* _Given task A_:
Decide whether each statement agrees with the thread on accelerated charges. Give yes or no for each, along with the deciding words of the thread quoted exactly.
(i) In the opening post, the electron and the proton move in the +y direction while accelerating.
(ii) Fewmet admits that the subject is not a strong area for them.
(iii) Fewmet suggests that opposite charges under acceleration give no net field.

Do Accelerated Charges Always Radiate?

[shoestring]

Assume two charges, an electron and a proton, accelerate together. For example, let them start at (x,y)=(0,h) and (0,-h) and move in the +x direction along parallel trajectories (x(t),h) and (x(t),-h) while accelerating.

If they are far apart I assume they will each radiate on its own, but what happens if they are close, or even combine to form a hydrogen atom? When will they stop radiating?

Any neutral piece of materia made up of electrons, neutrons and protons consists of charges, so why doesn't a neutral piece of materia radiate under acceleration?

In short: When do accelerated charges radiate and when don't they?

 

[Fewmet]

Assume two charges, an electron and a proton, accelerate together. For example, let them start at (x,y)=(0,h) and (0,-h) and move in the +x direction along parallel trajectories (x(t),h) and (x(t),-h) while accelerating.

If they are far apart I assume they will each radiate on its own, but what happens if they are close, or even combine to form a hydrogen atom? When will they stop radiating?

Any neutral piece of materia made up of electrons, neutrons and protons consists of charges, so why doesn't a neutral piece of materia radiate under acceleration?

In short: When do accelerated charges radiate and when don't they?

This is not my strongest area, but I think it is that opposite charges, when accelerated, will produce oppositely directed magnetic fields, so there is no net field. I am eager, though, to see comments from someone with a stronger background.

 

[shoestring]

Thanks, that makes sense. What happens to the fields is perhaps more important than the acceleration of the charges itself.

A slightly different question: If a dipole is accelerated, will it radiate?

 

[Bill_K]

Yes, they will radiate. Although this is not obvious!

* _Recorded information_:

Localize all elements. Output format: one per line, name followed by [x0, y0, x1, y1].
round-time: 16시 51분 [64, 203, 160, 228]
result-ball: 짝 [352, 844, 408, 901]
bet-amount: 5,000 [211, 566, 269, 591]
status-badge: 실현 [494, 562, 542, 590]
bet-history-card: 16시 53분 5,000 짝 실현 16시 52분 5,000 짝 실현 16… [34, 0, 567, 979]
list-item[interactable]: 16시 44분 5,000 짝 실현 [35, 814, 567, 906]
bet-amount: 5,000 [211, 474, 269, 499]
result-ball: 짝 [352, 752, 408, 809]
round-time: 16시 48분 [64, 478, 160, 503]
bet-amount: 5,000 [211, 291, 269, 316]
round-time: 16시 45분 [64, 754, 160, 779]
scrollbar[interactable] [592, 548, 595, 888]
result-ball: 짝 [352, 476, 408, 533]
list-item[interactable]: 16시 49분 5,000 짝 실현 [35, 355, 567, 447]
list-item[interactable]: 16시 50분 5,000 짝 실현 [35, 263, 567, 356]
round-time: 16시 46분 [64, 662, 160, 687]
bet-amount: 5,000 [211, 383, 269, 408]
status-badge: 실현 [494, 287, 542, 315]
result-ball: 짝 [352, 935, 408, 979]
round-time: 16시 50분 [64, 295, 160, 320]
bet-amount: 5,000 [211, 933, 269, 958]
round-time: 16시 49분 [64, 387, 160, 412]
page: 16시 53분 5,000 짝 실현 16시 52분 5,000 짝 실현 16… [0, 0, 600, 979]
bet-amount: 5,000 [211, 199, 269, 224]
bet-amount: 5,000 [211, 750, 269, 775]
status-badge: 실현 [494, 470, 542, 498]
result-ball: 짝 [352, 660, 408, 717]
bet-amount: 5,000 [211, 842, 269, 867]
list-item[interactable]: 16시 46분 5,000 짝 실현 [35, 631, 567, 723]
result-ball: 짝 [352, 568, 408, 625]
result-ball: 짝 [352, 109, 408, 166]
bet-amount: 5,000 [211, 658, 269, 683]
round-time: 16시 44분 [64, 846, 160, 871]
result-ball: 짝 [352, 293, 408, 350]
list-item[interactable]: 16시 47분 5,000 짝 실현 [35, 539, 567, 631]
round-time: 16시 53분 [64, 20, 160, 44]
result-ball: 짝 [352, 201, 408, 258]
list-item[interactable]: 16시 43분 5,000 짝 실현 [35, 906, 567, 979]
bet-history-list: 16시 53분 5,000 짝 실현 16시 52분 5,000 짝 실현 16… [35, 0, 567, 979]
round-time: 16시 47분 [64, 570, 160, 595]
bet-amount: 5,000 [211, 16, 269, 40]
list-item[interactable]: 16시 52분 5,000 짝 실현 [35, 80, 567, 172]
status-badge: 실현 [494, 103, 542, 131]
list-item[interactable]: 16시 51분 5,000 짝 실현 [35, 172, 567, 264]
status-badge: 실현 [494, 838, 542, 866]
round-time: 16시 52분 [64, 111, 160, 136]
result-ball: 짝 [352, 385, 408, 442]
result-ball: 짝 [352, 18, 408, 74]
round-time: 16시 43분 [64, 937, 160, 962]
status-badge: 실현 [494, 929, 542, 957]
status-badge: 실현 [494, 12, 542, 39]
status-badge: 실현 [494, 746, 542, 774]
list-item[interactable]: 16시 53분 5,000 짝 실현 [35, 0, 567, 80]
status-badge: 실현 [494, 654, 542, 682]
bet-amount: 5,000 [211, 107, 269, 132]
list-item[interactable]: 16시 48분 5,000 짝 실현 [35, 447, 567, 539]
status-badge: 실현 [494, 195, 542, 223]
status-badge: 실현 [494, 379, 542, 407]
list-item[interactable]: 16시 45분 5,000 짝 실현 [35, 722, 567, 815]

* _Given task B_:
Reproduce word for word the rows in Block 1, starting from the first row and ending with the row that contains "list-item[interactable]: 16시 44분". Include both of those rows.

* _Correct answer A_:
(i) No: "move in the +x direction along parallel trajectories"
(ii) Yes: "This is not my strongest area"
(iii) Yes: "will produce oppositely directed magnetic fields, so there is no net field"

* _Correct answer B_:
Localize all elements. Output format: one per line, name followed by [x0, y0, x1, y1].
round-time: 16시 51분 [64, 203, 160, 228]
result-ball: 짝 [352, 844, 408, 901]
bet-amount: 5,000 [211, 566, 269, 591]
status-badge: 실현 [494, 562, 542, 590]
bet-history-card: 16시 53분 5,000 짝 실현 16시 52분 5,000 짝 실현 16… [34, 0, 567, 979]
list-item[interactable]: 16시 44분 5,000 짝 실현 [35, 814, 567, 906]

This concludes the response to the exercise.